SHORT EXERCISE: Write out every record in full, exactly as written, please.

===== DATASET ROWS =====

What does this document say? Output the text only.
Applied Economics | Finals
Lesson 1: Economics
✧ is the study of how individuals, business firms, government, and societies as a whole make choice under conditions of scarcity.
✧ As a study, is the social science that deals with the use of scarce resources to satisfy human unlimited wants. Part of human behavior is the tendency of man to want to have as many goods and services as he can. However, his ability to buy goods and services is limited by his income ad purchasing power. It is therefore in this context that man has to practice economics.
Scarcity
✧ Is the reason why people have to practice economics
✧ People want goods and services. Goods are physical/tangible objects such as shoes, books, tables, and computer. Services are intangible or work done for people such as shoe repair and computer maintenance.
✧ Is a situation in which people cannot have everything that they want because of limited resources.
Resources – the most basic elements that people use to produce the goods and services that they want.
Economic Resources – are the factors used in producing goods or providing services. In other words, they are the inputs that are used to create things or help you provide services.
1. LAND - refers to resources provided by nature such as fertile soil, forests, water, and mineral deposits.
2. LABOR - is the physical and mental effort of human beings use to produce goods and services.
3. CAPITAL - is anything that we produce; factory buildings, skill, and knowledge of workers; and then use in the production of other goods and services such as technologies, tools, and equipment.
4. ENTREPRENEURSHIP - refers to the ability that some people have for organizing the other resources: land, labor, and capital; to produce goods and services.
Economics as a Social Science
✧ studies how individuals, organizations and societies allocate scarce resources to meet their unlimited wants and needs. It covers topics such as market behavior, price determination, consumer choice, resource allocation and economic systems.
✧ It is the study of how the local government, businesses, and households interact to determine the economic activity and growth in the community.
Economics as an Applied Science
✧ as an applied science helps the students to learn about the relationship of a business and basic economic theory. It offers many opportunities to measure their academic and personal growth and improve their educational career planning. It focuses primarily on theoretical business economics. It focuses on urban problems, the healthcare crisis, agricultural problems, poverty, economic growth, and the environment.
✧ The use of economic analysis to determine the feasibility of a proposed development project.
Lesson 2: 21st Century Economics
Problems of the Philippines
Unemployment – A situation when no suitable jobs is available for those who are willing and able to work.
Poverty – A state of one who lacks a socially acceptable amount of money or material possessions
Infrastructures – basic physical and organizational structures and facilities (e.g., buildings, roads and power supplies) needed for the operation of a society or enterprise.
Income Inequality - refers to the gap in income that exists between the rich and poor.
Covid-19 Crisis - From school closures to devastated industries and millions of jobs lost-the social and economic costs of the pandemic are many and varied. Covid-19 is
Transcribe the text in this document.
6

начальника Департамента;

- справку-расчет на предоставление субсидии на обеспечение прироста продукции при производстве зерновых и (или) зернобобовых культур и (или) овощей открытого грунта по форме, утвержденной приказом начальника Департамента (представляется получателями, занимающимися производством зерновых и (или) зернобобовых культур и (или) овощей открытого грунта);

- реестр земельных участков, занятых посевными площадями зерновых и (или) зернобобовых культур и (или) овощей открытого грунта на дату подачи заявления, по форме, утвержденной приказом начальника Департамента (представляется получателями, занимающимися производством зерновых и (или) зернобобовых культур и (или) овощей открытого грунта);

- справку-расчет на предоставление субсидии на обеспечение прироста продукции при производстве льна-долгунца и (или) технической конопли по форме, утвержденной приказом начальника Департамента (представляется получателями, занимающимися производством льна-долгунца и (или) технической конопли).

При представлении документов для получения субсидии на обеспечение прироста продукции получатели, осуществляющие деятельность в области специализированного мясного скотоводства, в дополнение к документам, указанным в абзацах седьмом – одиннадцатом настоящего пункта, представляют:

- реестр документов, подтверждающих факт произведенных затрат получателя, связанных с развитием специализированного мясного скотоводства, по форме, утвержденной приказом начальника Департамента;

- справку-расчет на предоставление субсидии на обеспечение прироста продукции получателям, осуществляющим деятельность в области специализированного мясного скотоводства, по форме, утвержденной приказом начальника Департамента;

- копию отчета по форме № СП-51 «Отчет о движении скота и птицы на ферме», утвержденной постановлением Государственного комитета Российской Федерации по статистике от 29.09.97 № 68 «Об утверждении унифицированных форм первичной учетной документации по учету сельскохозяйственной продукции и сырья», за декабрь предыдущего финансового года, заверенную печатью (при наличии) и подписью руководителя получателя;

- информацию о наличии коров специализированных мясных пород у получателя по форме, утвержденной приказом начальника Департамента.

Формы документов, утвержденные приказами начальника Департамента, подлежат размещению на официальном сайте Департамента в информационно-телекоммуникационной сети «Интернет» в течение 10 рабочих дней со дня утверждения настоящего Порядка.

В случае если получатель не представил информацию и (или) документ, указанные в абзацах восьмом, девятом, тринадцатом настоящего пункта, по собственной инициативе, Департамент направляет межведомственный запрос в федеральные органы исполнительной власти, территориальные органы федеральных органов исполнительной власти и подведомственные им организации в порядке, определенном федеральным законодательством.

=====

ANSWER IN FULL:
What does this document say? Output the text only.
Applied Economics | Finals
Lesson 1: Economics
✧ is the study of how individuals, business firms, government, and societies as a whole make choice under conditions of scarcity.
✧ As a study, is the social science that deals with the use of scarce resources to satisfy human unlimited wants. Part of human behavior is the tendency of man to want to have as many goods and services as he can. However, his ability to buy goods and services is limited by his income ad purchasing power. It is therefore in this context that man has to practice economics.
Scarcity
✧ Is the reason why people have to practice economics
✧ People want goods and services. Goods are physical/tangible objects such as shoes, books, tables, and computer. Services are intangible or work done for people such as shoe repair and computer maintenance.
✧ Is a situation in which people cannot have everything that they want because of limited resources.
Resources – the most basic elements that people use to produce the goods and services that they want.
Economic Resources – are the factors used in producing goods or providing services. In other words, they are the inputs that are used to create things or help you provide services.
1. LAND - refers to resources provided by nature such as fertile soil, forests, water, and mineral deposits.
2. LABOR - is the physical and mental effort of human beings use to produce goods and services.
3. CAPITAL - is anything that we produce; factory buildings, skill, and knowledge of workers; and then use in the production of other goods and services such as technologies, tools, and equipment.
4. ENTREPRENEURSHIP - refers to the ability that some people have for organizing the other resources: land, labor, and capital; to produce goods and services.
Economics as a Social Science
✧ studies how individuals, organizations and societies allocate scarce resources to meet their unlimited wants and needs. It covers topics such as market behavior, price determination, consumer choice, resource allocation and economic systems.
✧ It is the study of how the local government, businesses, and households interact to determine the economic activity and growth in the community.
Economics as an Applied Science
✧ as an applied science helps the students to learn about the relationship of a business and basic economic theory. It offers many opportunities to measure their academic and personal growth and improve their educational career planning. It focuses primarily on theoretical business economics. It focuses on urban problems, the healthcare crisis, agricultural problems, poverty, economic growth, and the environment.
✧ The use of economic analysis to determine the feasibility of a proposed development project.
Lesson 2: 21st Century Economics
Problems of the Philippines
Unemployment – A situation when no suitable jobs is available for those who are willing and able to work.
Poverty – A state of one who lacks a socially acceptable amount of money or material possessions
Infrastructures – basic physical and organizational structures and facilities (e.g., buildings, roads and power supplies) needed for the operation of a society or enterprise.
Income Inequality - refers to the gap in income that exists between the rich and poor.
Covid-19 Crisis - From school closures to devastated industries and millions of jobs lost-the social and economic costs of the pandemic are many and varied. Covid-19 is
Transcribe the text in this document.
6

начальника Департамента;

- справку-расчет на предоставление субсидии на обеспечение прироста продукции при производстве зерновых и (или) зернобобовых культур и (или) овощей открытого грунта по форме, утвержденной приказом начальника Департамента (представляется получателями, занимающимися производством зерновых и (или) зернобобовых культур и (или) овощей открытого грунта);

- реестр земельных участков, занятых посевными площадями зерновых и (или) зернобобовых культур и (или) овощей открытого грунта на дату подачи заявления, по форме, утвержденной приказом начальника Департамента (представляется получателями, занимающимися производством зерновых и (или) зернобобовых культур и (или) овощей открытого грунта);

- справку-расчет на предоставление субсидии на обеспечение прироста продукции при производстве льна-долгунца и (или) технической конопли по форме, утвержденной приказом начальника Департамента (представляется получателями, занимающимися производством льна-долгунца и (или) технической конопли).

При представлении документов для получения субсидии на обеспечение прироста продукции получатели, осуществляющие деятельность в области специализированного мясного скотоводства, в дополнение к документам, указанным в абзацах седьмом – одиннадцатом настоящего пункта, представляют:

- реестр документов, подтверждающих факт произведенных затрат получателя, связанных с развитием специализированного мясного скотоводства, по форме, утвержденной приказом начальника Департамента;

- справку-расчет на предоставление субсидии на обеспечение прироста продукции получателям, осуществляющим деятельность в области специализированного мясного скотоводства, по форме, утвержденной приказом начальника Департамента;

- копию отчета по форме № СП-51 «Отчет о движении скота и птицы на ферме», утвержденной постановлением Государственного комитета Российской Федерации по статистике от 29.09.97 № 68 «Об утверждении унифицированных форм первичной учетной документации по учету сельскохозяйственной продукции и сырья», за декабрь предыдущего финансового года, заверенную печатью (при наличии) и подписью руководителя получателя;

- информацию о наличии коров специализированных мясных пород у получателя по форме, утвержденной приказом начальника Департамента.

Формы документов, утвержденные приказами начальника Департамента, подлежат размещению на официальном сайте Департамента в информационно-телекоммуникационной сети «Интернет» в течение 10 рабочих дней со дня утверждения настоящего Порядка.

В случае если получатель не представил информацию и (или) документ, указанные в абзацах восьмом, девятом, тринадцатом настоящего пункта, по собственной инициативе, Департамент направляет межведомственный запрос в федеральные органы исполнительной власти, территориальные органы федеральных органов исполнительной власти и подведомственные им организации в порядке, определенном федеральным законодательством.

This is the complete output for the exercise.